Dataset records
--*--

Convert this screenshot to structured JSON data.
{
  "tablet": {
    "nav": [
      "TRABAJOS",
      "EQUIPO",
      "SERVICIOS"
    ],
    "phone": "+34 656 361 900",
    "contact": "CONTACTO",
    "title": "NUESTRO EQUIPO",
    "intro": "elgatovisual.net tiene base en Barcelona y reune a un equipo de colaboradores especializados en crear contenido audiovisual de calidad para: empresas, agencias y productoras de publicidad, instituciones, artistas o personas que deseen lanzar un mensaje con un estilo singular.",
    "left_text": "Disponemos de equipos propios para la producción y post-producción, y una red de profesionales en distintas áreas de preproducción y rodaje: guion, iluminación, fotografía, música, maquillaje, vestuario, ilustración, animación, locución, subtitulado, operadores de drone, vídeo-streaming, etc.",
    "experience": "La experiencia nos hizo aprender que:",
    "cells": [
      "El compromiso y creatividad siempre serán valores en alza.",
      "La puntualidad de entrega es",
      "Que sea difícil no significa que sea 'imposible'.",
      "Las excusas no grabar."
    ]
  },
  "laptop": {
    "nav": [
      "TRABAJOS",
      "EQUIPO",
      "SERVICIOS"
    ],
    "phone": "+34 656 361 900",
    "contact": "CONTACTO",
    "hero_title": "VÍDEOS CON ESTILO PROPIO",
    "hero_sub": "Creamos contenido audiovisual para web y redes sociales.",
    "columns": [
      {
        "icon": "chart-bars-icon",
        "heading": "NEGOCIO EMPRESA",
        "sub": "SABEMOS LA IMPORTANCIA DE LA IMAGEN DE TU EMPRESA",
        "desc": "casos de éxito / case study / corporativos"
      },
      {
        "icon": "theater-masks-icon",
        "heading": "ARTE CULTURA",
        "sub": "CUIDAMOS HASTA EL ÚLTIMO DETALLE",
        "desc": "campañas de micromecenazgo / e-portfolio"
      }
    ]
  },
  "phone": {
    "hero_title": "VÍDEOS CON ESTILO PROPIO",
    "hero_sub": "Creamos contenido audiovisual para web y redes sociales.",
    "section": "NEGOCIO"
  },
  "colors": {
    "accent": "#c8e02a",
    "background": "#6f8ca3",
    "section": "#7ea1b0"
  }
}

--*--

Objective → All of the data needs to be printed once more, exactly.

Problem solution →
Convert this screenshot to structured JSON data.
{
  "tablet": {
    "nav": [
      "TRABAJOS",
      "EQUIPO",
      "SERVICIOS"
    ],
    "phone": "+34 656 361 900",
    "contact": "CONTACTO",
    "title": "NUESTRO EQUIPO",
    "intro": "elgatovisual.net tiene base en Barcelona y reune a un equipo de colaboradores especializados en crear contenido audiovisual de calidad para: empresas, agencias y productoras de publicidad, instituciones, artistas o personas que deseen lanzar un mensaje con un estilo singular.",
    "left_text": "Disponemos de equipos propios para la producción y post-producción, y una red de profesionales en distintas áreas de preproducción y rodaje: guion, iluminación, fotografía, música, maquillaje, vestuario, ilustración, animación, locución, subtitulado, operadores de drone, vídeo-streaming, etc.",
    "experience": "La experiencia nos hizo aprender que:",
    "cells": [
      "El compromiso y creatividad siempre serán valores en alza.",
      "La puntualidad de entrega es",
      "Que sea difícil no significa que sea 'imposible'.",
      "Las excusas no grabar."
    ]
  },
  "laptop": {
    "nav": [
      "TRABAJOS",
      "EQUIPO",
      "SERVICIOS"
    ],
    "phone": "+34 656 361 900",
    "contact": "CONTACTO",
    "hero_title": "VÍDEOS CON ESTILO PROPIO",
    "hero_sub": "Creamos contenido audiovisual para web y redes sociales.",
    "columns": [
      {
        "icon": "chart-bars-icon",
        "heading": "NEGOCIO EMPRESA",
        "sub": "SABEMOS LA IMPORTANCIA DE LA IMAGEN DE TU EMPRESA",
        "desc": "casos de éxito / case study / corporativos"
      },
      {
        "icon": "theater-masks-icon",
        "heading": "ARTE CULTURA",
        "sub": "CUIDAMOS HASTA EL ÚLTIMO DETALLE",
        "desc": "campañas de micromecenazgo / e-portfolio"
      }
    ]
  },
  "phone": {
    "hero_title": "VÍDEOS CON ESTILO PROPIO",
    "hero_sub": "Creamos contenido audiovisual para web y redes sociales.",
    "section": "NEGOCIO"
  },
  "colors": {
    "accent": "#c8e02a",
    "background": "#6f8ca3",
    "section": "#7ea1b0"
  }
}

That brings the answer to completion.